Input:
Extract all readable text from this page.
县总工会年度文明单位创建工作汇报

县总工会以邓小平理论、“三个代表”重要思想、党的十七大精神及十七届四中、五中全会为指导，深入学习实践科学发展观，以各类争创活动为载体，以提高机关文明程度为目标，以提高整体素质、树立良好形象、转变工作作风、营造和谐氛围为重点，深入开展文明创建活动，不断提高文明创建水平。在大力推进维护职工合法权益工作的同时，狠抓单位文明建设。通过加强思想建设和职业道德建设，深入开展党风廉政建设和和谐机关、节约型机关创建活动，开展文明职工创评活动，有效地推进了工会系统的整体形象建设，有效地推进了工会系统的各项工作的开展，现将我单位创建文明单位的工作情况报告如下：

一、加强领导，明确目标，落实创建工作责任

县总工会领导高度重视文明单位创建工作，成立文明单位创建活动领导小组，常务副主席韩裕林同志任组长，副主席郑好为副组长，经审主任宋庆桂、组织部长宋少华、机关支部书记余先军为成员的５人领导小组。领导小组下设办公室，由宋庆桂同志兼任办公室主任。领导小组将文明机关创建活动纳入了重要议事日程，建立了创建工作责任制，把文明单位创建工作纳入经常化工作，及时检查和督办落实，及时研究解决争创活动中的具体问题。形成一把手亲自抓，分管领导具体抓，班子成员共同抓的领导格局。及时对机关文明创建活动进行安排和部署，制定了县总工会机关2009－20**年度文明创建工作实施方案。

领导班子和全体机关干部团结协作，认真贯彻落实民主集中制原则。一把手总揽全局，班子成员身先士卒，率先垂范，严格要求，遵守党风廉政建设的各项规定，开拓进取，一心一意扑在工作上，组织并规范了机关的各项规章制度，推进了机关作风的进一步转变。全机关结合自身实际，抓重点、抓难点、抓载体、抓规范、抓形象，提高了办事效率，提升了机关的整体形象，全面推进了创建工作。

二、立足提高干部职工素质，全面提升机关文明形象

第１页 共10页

Given problem:
Extract each entry in full and write it down exactly.

Reply:
Extract all readable text from this page.
县总工会年度文明单位创建工作汇报

县总工会以邓小平理论、“三个代表”重要思想、党的十七大精神及十七届四中、五中全会为指导，深入学习实践科学发展观，以各类争创活动为载体，以提高机关文明程度为目标，以提高整体素质、树立良好形象、转变工作作风、营造和谐氛围为重点，深入开展文明创建活动，不断提高文明创建水平。在大力推进维护职工合法权益工作的同时，狠抓单位文明建设。通过加强思想建设和职业道德建设，深入开展党风廉政建设和和谐机关、节约型机关创建活动，开展文明职工创评活动，有效地推进了工会系统的整体形象建设，有效地推进了工会系统的各项工作的开展，现将我单位创建文明单位的工作情况报告如下：

一、加强领导，明确目标，落实创建工作责任

县总工会领导高度重视文明单位创建工作，成立文明单位创建活动领导小组，常务副主席韩裕林同志任组长，副主席郑好为副组长，经审主任宋庆桂、组织部长宋少华、机关支部书记余先军为成员的５人领导小组。领导小组下设办公室，由宋庆桂同志兼任办公室主任。领导小组将文明机关创建活动纳入了重要议事日程，建立了创建工作责任制，把文明单位创建工作纳入经常化工作，及时检查和督办落实，及时研究解决争创活动中的具体问题。形成一把手亲自抓，分管领导具体抓，班子成员共同抓的领导格局。及时对机关文明创建活动进行安排和部署，制定了县总工会机关2009－20**年度文明创建工作实施方案。

领导班子和全体机关干部团结协作，认真贯彻落实民主集中制原则。一把手总揽全局，班子成员身先士卒，率先垂范，严格要求，遵守党风廉政建设的各项规定，开拓进取，一心一意扑在工作上，组织并规范了机关的各项规章制度，推进了机关作风的进一步转变。全机关结合自身实际，抓重点、抓难点、抓载体、抓规范、抓形象，提高了办事效率，提升了机关的整体形象，全面推进了创建工作。

二、立足提高干部职工素质，全面提升机关文明形象

第１页 共10页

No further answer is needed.